Instructions for the task: Repeat, exactly and completely, the material that follows. Omit the pictures.

### Supplied records

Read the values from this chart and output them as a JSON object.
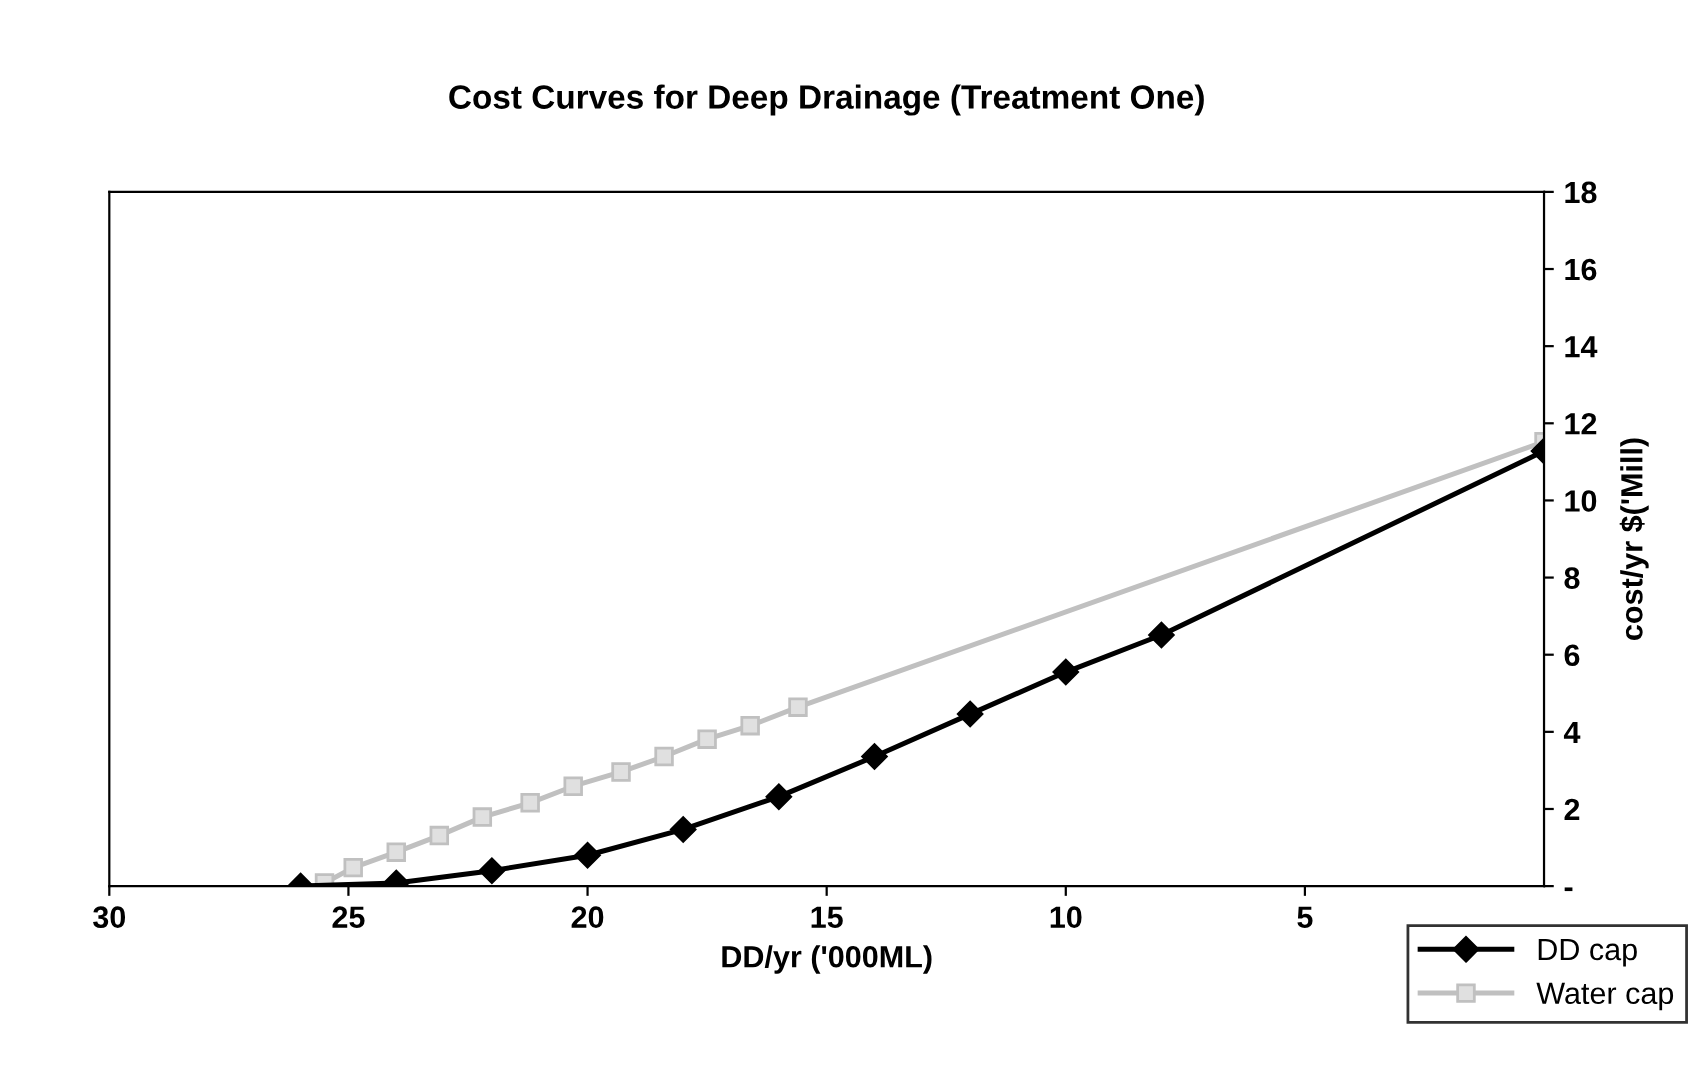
{
  "chart_data": {
    "type": "line",
    "title": "Cost Curves for Deep Drainage (Treatment One)",
    "xlabel": "DD/yr ('000ML)",
    "ylabel": "cost/yr $('Mill)",
    "xlim": [
      30,
      0
    ],
    "xticks": [
      30,
      25,
      20,
      15,
      10,
      5
    ],
    "ylim": [
      0,
      18
    ],
    "yticks": [
      {
        "value": 0,
        "label": "-"
      },
      2,
      4,
      6,
      8,
      10,
      12,
      14,
      16,
      18
    ],
    "grid": false,
    "legend": "bottom right",
    "series": [
      {
        "name": "DD cap",
        "color": "#000000",
        "marker": "diamond",
        "x": [
          26,
          24,
          22,
          20,
          18,
          16,
          14,
          12,
          10,
          8,
          0
        ],
        "values": [
          0,
          0.08,
          0.4,
          0.8,
          1.47,
          2.32,
          3.36,
          4.46,
          5.55,
          6.51,
          11.28
        ]
      },
      {
        "name": "Water cap",
        "color": "#c0c0c0",
        "marker": "square",
        "x": [
          25.5,
          24.9,
          24,
          23.1,
          22.2,
          21.2,
          20.3,
          19.3,
          18.4,
          17.5,
          16.6,
          15.6,
          0
        ],
        "values": [
          0.08,
          0.48,
          0.88,
          1.31,
          1.79,
          2.16,
          2.59,
          2.96,
          3.36,
          3.81,
          4.16,
          4.64,
          11.52
        ]
      }
    ]
  }
}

######

Answer to this problem:
Read the values from this chart and output them as a JSON object.
{
  "chart_data": {
    "type": "line",
    "title": "Cost Curves for Deep Drainage (Treatment One)",
    "xlabel": "DD/yr ('000ML)",
    "ylabel": "cost/yr $('Mill)",
    "xlim": [
      30,
      0
    ],
    "xticks": [
      30,
      25,
      20,
      15,
      10,
      5
    ],
    "ylim": [
      0,
      18
    ],
    "yticks": [
      {
        "value": 0,
        "label": "-"
      },
      2,
      4,
      6,
      8,
      10,
      12,
      14,
      16,
      18
    ],
    "grid": false,
    "legend": "bottom right",
    "series": [
      {
        "name": "DD cap",
        "color": "#000000",
        "marker": "diamond",
        "x": [
          26,
          24,
          22,
          20,
          18,
          16,
          14,
          12,
          10,
          8,
          0
        ],
        "values": [
          0,
          0.08,
          0.4,
          0.8,
          1.47,
          2.32,
          3.36,
          4.46,
          5.55,
          6.51,
          11.28
        ]
      },
      {
        "name": "Water cap",
        "color": "#c0c0c0",
        "marker": "square",
        "x": [
          25.5,
          24.9,
          24,
          23.1,
          22.2,
          21.2,
          20.3,
          19.3,
          18.4,
          17.5,
          16.6,
          15.6,
          0
        ],
        "values": [
          0.08,
          0.48,
          0.88,
          1.31,
          1.79,
          2.16,
          2.59,
          2.96,
          3.36,
          3.81,
          4.16,
          4.64,
          11.52
        ]
      }
    ]
  }
}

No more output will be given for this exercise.